Your task is to transcribe all of the records exactly and leave out the pictures.

> _GIVEN DATA_
>> START

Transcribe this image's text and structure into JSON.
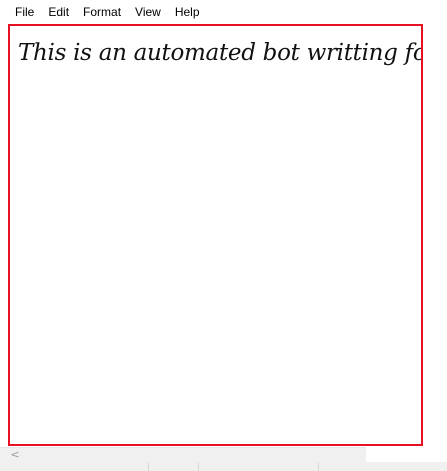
{
  "menu": {
    "items": [
      {
        "label": "File"
      },
      {
        "label": "Edit"
      },
      {
        "label": "Format"
      },
      {
        "label": "View"
      },
      {
        "label": "Help"
      }
    ]
  },
  "editor": {
    "text": "This is an automated bot writting fo",
    "highlight_color": "#e81123"
  },
  "scrollbar": {
    "left_arrow_icon": "chevron-left-icon",
    "left_arrow_glyph": "<"
  }
}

>> END

> _EXERCISE RESPONSE_
Transcribe this image's text and structure into JSON.
{
  "menu": {
    "items": [
      {
        "label": "File"
      },
      {
        "label": "Edit"
      },
      {
        "label": "Format"
      },
      {
        "label": "View"
      },
      {
        "label": "Help"
      }
    ]
  },
  "editor": {
    "text": "This is an automated bot writting fo",
    "highlight_color": "#e81123"
  },
  "scrollbar": {
    "left_arrow_icon": "chevron-left-icon",
    "left_arrow_glyph": "<"
  }
}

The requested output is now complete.